=== Entries provided ===

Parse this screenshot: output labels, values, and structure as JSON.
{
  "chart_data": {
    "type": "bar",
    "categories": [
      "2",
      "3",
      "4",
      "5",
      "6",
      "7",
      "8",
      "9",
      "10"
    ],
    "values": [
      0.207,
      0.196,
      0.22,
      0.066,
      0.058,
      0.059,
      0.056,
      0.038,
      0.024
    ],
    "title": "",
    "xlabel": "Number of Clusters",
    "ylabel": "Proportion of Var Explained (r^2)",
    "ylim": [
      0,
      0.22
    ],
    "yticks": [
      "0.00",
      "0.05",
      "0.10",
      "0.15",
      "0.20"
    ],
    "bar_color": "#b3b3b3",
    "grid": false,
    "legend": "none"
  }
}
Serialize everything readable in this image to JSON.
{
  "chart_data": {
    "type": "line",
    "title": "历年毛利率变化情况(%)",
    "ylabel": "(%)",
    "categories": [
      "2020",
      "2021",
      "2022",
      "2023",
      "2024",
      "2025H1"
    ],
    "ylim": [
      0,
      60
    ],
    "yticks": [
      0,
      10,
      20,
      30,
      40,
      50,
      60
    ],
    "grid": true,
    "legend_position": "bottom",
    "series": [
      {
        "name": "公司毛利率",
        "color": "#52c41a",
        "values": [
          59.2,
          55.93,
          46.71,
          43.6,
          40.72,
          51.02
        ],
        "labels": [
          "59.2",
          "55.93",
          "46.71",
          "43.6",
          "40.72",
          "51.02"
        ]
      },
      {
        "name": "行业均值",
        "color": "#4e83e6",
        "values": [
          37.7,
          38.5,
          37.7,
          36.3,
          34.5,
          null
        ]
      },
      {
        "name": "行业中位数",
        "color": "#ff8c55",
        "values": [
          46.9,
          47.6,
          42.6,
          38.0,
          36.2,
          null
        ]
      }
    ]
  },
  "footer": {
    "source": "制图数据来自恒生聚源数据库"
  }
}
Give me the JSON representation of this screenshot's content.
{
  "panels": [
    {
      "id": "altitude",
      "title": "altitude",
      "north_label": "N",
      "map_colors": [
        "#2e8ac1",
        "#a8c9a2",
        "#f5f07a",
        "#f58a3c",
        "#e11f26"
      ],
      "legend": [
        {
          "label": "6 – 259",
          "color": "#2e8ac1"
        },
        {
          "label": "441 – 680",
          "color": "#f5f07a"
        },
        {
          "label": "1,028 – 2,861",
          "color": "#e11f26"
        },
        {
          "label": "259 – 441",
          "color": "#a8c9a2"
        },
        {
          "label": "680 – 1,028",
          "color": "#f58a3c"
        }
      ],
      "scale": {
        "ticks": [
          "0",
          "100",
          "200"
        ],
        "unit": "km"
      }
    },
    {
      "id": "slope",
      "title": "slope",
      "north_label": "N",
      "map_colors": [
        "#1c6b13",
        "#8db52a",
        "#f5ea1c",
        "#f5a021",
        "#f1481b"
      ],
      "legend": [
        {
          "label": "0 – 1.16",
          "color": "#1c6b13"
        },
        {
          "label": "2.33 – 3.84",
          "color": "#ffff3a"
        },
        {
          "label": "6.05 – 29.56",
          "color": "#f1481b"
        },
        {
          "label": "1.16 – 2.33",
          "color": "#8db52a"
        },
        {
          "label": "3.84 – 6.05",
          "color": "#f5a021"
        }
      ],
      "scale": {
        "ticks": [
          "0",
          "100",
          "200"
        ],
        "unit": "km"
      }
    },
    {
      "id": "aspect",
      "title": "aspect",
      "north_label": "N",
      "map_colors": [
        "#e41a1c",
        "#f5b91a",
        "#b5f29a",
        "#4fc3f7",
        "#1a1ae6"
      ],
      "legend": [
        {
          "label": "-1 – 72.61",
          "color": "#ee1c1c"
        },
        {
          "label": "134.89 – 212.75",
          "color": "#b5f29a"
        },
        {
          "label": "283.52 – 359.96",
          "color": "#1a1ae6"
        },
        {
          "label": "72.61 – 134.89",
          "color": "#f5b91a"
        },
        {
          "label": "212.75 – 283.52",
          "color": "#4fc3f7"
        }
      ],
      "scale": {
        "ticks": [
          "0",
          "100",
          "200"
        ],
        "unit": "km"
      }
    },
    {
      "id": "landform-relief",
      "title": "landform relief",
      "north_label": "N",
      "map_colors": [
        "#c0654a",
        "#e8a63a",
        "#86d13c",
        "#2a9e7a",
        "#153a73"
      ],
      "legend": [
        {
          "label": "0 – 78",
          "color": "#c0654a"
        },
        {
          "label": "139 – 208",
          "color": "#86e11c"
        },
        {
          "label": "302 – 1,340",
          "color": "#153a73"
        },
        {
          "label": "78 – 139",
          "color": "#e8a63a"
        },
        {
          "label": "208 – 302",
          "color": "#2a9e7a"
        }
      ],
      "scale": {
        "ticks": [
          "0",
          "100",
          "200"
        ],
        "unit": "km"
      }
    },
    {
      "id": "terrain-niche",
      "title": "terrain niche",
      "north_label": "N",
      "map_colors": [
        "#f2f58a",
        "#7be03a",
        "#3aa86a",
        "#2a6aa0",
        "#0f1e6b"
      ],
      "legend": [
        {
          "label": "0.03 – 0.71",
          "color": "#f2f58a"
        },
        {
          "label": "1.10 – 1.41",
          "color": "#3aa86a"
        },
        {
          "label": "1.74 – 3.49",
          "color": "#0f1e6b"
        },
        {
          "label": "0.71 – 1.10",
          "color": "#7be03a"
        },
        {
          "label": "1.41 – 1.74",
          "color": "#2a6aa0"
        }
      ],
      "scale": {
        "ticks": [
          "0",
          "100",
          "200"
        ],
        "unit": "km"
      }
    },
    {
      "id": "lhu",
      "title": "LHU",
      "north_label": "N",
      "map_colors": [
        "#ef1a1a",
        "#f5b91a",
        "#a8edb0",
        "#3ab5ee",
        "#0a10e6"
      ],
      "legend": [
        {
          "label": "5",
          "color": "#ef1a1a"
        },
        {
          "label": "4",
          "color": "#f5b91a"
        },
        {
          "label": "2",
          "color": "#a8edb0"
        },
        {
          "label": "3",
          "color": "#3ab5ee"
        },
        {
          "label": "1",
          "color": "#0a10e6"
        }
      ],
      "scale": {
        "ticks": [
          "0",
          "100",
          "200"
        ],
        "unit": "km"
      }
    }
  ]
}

===

(What is asked)
Gather each line in these records that contains the string "niche".

(Full answer)
      "id": "terrain-niche",
      "title": "terrain niche",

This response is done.